### RECORDS SUPPLIED
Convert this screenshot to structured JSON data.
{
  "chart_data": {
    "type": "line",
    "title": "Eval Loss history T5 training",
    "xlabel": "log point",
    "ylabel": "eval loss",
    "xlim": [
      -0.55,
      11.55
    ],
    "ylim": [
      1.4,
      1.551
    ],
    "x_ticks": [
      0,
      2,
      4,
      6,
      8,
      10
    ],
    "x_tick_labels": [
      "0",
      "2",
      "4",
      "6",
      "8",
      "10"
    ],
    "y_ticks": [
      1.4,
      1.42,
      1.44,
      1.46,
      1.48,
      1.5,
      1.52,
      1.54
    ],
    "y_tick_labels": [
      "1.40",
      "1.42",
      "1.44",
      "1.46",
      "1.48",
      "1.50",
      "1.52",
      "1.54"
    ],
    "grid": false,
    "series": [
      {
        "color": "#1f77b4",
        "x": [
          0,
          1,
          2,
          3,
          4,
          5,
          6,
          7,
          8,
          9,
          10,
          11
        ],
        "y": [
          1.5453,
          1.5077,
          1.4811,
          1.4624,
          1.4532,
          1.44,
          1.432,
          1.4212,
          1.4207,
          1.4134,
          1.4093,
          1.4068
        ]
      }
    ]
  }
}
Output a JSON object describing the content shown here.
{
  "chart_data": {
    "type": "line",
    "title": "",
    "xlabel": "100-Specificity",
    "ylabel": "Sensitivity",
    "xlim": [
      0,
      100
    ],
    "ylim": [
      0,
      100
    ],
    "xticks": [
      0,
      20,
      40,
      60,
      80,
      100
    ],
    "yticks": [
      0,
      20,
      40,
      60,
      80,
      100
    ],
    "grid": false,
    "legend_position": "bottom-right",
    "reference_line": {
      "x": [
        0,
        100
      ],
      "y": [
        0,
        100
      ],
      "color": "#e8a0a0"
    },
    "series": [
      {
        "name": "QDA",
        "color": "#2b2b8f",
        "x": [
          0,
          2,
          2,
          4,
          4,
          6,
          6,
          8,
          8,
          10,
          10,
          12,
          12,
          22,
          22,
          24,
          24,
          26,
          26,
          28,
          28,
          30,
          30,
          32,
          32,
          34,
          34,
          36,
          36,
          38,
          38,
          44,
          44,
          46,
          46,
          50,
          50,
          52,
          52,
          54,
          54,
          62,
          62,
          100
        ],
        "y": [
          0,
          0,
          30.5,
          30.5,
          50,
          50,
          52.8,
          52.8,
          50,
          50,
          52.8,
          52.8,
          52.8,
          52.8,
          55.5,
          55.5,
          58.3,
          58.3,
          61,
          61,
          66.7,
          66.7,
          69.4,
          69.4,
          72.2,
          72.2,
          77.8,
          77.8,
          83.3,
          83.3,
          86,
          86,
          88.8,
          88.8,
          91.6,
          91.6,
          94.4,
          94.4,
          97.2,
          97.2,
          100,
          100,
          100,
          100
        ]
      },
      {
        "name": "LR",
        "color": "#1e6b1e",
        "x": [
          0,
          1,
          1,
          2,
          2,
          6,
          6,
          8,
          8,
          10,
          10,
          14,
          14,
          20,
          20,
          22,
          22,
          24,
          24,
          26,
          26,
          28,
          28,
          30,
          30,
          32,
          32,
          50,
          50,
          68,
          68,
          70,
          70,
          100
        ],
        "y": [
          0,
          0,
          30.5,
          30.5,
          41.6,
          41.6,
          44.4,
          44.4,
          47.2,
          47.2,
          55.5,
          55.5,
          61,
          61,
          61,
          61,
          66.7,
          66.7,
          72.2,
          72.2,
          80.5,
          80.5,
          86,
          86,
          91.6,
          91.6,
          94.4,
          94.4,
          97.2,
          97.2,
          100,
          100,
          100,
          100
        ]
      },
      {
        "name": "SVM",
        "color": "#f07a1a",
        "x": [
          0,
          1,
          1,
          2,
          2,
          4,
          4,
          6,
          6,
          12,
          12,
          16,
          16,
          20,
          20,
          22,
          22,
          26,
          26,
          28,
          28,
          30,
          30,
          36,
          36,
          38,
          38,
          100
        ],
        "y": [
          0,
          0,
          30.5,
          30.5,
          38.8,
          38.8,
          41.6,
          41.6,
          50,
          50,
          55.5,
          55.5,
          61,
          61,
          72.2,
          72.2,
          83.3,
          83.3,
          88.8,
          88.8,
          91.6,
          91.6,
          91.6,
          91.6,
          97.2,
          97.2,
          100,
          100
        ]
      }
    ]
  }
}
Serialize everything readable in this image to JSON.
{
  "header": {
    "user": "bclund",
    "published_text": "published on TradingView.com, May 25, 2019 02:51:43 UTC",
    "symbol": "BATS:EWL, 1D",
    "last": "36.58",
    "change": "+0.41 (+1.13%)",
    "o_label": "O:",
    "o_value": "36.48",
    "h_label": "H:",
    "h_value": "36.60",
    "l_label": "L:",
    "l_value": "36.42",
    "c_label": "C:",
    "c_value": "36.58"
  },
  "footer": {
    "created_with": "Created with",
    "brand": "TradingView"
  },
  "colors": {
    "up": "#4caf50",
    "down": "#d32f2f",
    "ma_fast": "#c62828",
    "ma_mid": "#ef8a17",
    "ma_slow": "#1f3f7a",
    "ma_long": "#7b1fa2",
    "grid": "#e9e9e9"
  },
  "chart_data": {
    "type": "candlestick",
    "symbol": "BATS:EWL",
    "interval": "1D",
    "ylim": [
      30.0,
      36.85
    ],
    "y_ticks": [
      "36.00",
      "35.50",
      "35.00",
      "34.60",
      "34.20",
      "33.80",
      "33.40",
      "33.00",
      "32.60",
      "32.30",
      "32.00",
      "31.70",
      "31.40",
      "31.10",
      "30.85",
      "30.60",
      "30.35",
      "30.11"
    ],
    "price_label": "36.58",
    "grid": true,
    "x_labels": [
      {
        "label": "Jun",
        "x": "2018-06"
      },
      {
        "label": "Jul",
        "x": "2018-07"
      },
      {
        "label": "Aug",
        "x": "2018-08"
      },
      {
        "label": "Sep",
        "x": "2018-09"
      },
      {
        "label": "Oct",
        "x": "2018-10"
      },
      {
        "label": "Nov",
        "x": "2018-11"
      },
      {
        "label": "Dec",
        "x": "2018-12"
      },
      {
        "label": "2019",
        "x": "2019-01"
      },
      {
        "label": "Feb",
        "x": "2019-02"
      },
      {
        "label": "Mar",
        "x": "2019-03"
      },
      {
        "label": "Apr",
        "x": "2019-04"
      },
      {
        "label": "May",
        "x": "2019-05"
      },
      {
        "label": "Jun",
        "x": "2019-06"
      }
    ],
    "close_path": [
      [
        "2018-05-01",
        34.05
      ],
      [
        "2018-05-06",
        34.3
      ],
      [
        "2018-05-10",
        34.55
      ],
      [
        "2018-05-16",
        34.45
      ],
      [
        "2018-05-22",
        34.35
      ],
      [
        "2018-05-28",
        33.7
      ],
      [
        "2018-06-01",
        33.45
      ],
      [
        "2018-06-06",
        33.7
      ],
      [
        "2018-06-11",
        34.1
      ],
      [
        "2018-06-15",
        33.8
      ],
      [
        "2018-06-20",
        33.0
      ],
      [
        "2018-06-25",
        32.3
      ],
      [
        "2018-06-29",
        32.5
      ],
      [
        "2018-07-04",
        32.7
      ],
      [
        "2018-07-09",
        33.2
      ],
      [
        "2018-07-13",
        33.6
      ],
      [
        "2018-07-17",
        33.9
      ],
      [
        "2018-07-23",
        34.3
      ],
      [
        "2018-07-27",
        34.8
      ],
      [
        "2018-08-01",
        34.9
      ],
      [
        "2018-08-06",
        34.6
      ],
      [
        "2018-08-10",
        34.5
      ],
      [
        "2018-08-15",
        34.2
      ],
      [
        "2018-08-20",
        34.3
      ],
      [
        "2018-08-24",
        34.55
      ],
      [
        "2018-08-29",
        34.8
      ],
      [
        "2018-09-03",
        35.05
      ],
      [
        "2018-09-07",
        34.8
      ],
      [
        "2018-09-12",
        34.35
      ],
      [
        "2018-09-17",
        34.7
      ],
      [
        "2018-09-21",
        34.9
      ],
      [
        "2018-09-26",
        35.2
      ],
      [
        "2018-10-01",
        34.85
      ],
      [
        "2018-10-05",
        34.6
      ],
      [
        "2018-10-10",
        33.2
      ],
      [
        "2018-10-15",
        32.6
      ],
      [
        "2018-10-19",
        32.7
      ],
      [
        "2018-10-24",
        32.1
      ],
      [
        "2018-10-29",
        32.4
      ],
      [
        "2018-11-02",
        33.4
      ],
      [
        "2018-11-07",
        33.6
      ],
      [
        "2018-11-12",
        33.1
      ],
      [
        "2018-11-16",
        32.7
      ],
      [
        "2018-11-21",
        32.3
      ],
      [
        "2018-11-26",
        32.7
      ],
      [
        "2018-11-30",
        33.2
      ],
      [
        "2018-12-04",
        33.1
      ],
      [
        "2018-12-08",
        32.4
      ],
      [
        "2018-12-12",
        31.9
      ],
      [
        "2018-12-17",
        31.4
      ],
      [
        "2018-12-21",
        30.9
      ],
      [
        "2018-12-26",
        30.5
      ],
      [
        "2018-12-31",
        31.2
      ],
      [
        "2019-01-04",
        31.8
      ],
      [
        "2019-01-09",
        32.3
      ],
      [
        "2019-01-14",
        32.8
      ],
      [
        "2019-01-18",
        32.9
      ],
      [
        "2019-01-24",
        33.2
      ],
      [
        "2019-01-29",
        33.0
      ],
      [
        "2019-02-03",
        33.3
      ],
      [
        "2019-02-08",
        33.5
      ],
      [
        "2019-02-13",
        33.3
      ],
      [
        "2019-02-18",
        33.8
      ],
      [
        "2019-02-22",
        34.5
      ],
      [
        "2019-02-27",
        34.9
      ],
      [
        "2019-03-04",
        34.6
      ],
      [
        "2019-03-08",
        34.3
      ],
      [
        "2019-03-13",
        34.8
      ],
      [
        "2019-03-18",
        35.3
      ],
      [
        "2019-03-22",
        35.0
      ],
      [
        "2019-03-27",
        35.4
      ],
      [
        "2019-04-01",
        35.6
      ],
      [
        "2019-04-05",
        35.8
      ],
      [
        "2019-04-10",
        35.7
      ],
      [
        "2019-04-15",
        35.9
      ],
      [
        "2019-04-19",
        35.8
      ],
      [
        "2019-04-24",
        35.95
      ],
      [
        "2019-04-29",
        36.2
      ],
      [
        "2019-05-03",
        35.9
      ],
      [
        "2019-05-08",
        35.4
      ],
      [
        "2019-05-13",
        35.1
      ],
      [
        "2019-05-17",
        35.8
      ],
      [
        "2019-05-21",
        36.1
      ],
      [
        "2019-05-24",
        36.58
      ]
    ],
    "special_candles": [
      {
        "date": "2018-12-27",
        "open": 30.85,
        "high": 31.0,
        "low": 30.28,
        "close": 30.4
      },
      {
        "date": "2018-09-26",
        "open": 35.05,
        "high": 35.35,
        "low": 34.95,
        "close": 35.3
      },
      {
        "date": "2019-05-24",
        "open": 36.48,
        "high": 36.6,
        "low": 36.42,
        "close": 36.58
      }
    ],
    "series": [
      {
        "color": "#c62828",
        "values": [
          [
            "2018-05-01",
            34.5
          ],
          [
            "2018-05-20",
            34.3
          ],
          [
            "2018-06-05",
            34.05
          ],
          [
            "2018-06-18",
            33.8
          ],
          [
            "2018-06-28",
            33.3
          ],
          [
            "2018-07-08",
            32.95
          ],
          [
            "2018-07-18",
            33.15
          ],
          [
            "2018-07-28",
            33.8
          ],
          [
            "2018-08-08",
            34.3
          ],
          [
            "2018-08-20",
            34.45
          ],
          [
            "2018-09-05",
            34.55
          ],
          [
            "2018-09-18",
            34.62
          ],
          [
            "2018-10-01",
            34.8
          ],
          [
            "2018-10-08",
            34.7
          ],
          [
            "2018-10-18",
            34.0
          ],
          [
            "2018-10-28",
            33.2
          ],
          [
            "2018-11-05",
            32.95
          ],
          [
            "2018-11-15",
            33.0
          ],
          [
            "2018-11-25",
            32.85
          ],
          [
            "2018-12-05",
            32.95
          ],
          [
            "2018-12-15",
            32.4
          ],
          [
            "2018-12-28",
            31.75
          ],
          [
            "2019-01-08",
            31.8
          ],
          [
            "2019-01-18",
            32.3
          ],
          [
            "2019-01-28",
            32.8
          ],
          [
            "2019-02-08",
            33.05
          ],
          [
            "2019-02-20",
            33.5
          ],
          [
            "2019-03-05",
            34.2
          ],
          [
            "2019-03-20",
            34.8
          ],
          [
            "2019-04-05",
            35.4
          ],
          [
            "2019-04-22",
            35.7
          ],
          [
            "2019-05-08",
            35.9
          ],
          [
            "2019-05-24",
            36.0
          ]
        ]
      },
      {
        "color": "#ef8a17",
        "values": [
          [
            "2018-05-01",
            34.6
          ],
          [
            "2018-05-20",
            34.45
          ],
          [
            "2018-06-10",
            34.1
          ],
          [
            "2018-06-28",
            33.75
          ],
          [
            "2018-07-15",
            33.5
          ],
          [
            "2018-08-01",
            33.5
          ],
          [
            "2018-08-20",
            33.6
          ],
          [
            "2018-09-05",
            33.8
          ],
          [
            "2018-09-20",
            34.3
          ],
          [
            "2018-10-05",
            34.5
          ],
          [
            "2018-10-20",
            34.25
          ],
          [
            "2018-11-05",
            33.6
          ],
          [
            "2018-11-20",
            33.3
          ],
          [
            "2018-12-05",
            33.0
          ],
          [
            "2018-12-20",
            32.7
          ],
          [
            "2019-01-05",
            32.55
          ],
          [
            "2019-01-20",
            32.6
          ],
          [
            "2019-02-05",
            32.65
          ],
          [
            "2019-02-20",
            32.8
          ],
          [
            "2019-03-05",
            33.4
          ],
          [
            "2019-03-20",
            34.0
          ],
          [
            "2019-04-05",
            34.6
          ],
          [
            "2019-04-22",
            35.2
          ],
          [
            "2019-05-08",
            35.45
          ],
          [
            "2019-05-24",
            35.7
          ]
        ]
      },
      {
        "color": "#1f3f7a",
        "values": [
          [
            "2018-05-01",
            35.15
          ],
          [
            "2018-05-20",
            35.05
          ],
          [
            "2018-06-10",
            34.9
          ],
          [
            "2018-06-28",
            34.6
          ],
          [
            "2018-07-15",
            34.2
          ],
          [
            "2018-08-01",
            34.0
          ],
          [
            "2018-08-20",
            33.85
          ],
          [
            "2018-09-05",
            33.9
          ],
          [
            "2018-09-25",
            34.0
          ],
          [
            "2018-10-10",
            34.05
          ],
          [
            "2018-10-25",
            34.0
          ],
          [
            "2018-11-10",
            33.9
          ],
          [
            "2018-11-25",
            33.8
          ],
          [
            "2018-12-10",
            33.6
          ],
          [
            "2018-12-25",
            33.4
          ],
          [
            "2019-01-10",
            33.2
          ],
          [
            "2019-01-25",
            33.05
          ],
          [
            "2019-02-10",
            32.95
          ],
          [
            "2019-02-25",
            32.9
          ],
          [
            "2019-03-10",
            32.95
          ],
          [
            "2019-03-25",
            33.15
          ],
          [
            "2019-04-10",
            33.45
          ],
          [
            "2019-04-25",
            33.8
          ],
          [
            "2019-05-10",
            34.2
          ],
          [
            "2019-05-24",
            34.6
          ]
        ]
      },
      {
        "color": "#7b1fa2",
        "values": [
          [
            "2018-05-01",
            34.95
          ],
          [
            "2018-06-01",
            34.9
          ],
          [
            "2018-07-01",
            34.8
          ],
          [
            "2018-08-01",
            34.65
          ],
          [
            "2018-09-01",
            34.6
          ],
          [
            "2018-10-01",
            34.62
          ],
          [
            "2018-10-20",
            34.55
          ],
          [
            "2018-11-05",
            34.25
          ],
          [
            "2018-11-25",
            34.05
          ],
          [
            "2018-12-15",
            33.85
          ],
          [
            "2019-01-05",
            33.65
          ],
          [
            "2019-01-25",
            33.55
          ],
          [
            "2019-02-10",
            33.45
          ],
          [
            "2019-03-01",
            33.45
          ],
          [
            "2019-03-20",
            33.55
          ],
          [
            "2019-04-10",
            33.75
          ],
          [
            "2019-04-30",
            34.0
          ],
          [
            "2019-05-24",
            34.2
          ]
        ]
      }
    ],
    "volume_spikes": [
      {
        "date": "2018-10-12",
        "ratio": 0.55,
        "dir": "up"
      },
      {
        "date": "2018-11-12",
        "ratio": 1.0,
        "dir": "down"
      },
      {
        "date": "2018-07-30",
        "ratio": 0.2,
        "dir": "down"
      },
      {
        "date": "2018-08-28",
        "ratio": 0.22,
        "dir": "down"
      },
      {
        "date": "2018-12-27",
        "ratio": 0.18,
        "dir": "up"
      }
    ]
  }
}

### WHAT TO PRODUCE
Using the records above, pull out each line where the word "this" occurs.

### TASK ANSWER
Convert this screenshot to structured JSON data.
Serialize everything readable in this image to JSON.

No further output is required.